▶ _TASK TO CARRY OUT_: Extract all of the entries and set them down verbatim.

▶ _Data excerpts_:
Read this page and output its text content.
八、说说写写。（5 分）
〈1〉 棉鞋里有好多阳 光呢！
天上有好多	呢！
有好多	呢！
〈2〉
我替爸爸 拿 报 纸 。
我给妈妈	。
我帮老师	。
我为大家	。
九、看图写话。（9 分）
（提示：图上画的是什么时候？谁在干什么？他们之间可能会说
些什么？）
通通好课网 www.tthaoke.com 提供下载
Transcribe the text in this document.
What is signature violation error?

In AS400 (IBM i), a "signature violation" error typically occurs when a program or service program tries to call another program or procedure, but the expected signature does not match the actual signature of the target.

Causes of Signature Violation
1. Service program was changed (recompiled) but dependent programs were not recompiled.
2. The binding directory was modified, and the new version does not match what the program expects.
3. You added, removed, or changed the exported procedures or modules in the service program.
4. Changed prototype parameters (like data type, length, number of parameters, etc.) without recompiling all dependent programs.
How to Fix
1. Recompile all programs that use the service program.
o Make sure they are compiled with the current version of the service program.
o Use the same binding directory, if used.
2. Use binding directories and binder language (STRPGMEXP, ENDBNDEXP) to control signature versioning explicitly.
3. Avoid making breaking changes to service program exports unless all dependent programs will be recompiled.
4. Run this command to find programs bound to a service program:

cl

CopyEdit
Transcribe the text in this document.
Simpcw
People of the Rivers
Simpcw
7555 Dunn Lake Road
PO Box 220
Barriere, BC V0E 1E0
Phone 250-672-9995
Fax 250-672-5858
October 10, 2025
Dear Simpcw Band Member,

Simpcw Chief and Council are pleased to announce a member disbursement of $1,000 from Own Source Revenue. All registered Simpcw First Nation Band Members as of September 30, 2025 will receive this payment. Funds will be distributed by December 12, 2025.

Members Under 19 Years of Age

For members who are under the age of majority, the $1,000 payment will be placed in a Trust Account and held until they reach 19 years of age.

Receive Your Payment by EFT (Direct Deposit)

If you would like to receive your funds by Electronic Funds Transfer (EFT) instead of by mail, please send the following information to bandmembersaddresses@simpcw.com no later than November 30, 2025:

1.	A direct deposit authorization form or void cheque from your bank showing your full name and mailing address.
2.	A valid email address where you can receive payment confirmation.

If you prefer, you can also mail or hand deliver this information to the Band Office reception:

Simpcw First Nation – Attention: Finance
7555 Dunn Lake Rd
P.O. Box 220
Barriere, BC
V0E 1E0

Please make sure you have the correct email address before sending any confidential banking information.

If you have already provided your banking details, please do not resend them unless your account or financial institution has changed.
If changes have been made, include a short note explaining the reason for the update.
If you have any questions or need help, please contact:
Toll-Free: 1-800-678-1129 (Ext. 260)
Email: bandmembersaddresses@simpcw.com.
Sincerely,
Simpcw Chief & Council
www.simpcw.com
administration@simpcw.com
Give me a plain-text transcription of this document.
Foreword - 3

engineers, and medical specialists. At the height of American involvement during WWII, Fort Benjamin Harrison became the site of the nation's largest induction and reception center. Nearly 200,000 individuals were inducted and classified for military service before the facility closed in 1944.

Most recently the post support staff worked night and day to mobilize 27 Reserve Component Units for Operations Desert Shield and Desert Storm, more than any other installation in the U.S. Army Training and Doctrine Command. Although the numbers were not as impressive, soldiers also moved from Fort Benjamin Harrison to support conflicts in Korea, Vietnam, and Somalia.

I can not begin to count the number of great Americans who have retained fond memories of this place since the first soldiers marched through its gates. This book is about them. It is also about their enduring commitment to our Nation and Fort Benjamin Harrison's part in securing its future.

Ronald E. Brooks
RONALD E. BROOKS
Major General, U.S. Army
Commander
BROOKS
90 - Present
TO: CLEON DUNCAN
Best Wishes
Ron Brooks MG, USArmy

▶ _ANSWER TO THIS PROBLEM_:
Read this page and output its text content.
八、说说写写。（5 分）
〈1〉 棉鞋里有好多阳 光呢！
天上有好多	呢！
有好多	呢！
〈2〉
我替爸爸 拿 报 纸 。
我给妈妈	。
我帮老师	。
我为大家	。
九、看图写话。（9 分）
（提示：图上画的是什么时候？谁在干什么？他们之间可能会说
些什么？）
通通好课网 www.tthaoke.com 提供下载
Transcribe the text in this document.
What is signature violation error?

In AS400 (IBM i), a "signature violation" error typically occurs when a program or service program tries to call another program or procedure, but the expected signature does not match the actual signature of the target.

Causes of Signature Violation
1. Service program was changed (recompiled) but dependent programs were not recompiled.
2. The binding directory was modified, and the new version does not match what the program expects.
3. You added, removed, or changed the exported procedures or modules in the service program.
4. Changed prototype parameters (like data type, length, number of parameters, etc.) without recompiling all dependent programs.
How to Fix
1. Recompile all programs that use the service program.
o Make sure they are compiled with the current version of the service program.
o Use the same binding directory, if used.
2. Use binding directories and binder language (STRPGMEXP, ENDBNDEXP) to control signature versioning explicitly.
3. Avoid making breaking changes to service program exports unless all dependent programs will be recompiled.
4. Run this command to find programs bound to a service program:

cl

CopyEdit
Transcribe the text in this document.
Simpcw
People of the Rivers
Simpcw
7555 Dunn Lake Road
PO Box 220
Barriere, BC V0E 1E0
Phone 250-672-9995
Fax 250-672-5858
October 10, 2025
Dear Simpcw Band Member,

Simpcw Chief and Council are pleased to announce a member disbursement of $1,000 from Own Source Revenue. All registered Simpcw First Nation Band Members as of September 30, 2025 will receive this payment. Funds will be distributed by December 12, 2025.

Members Under 19 Years of Age

For members who are under the age of majority, the $1,000 payment will be placed in a Trust Account and held until they reach 19 years of age.

Receive Your Payment by EFT (Direct Deposit)

If you would like to receive your funds by Electronic Funds Transfer (EFT) instead of by mail, please send the following information to bandmembersaddresses@simpcw.com no later than November 30, 2025:

1.	A direct deposit authorization form or void cheque from your bank showing your full name and mailing address.
2.	A valid email address where you can receive payment confirmation.

If you prefer, you can also mail or hand deliver this information to the Band Office reception:

Simpcw First Nation – Attention: Finance
7555 Dunn Lake Rd
P.O. Box 220
Barriere, BC
V0E 1E0

Please make sure you have the correct email address before sending any confidential banking information.

If you have already provided your banking details, please do not resend them unless your account or financial institution has changed.
If changes have been made, include a short note explaining the reason for the update.
If you have any questions or need help, please contact:
Toll-Free: 1-800-678-1129 (Ext. 260)
Email: bandmembersaddresses@simpcw.com.
Sincerely,
Simpcw Chief & Council
www.simpcw.com
administration@simpcw.com
Give me a plain-text transcription of this document.
Foreword - 3

engineers, and medical specialists. At the height of American involvement during WWII, Fort Benjamin Harrison became the site of the nation's largest induction and reception center. Nearly 200,000 individuals were inducted and classified for military service before the facility closed in 1944.

Most recently the post support staff worked night and day to mobilize 27 Reserve Component Units for Operations Desert Shield and Desert Storm, more than any other installation in the U.S. Army Training and Doctrine Command. Although the numbers were not as impressive, soldiers also moved from Fort Benjamin Harrison to support conflicts in Korea, Vietnam, and Somalia.

I can not begin to count the number of great Americans who have retained fond memories of this place since the first soldiers marched through its gates. This book is about them. It is also about their enduring commitment to our Nation and Fort Benjamin Harrison's part in securing its future.

Ronald E. Brooks
RONALD E. BROOKS
Major General, U.S. Army
Commander
BROOKS
90 - Present
TO: CLEON DUNCAN
Best Wishes
Ron Brooks MG, USArmy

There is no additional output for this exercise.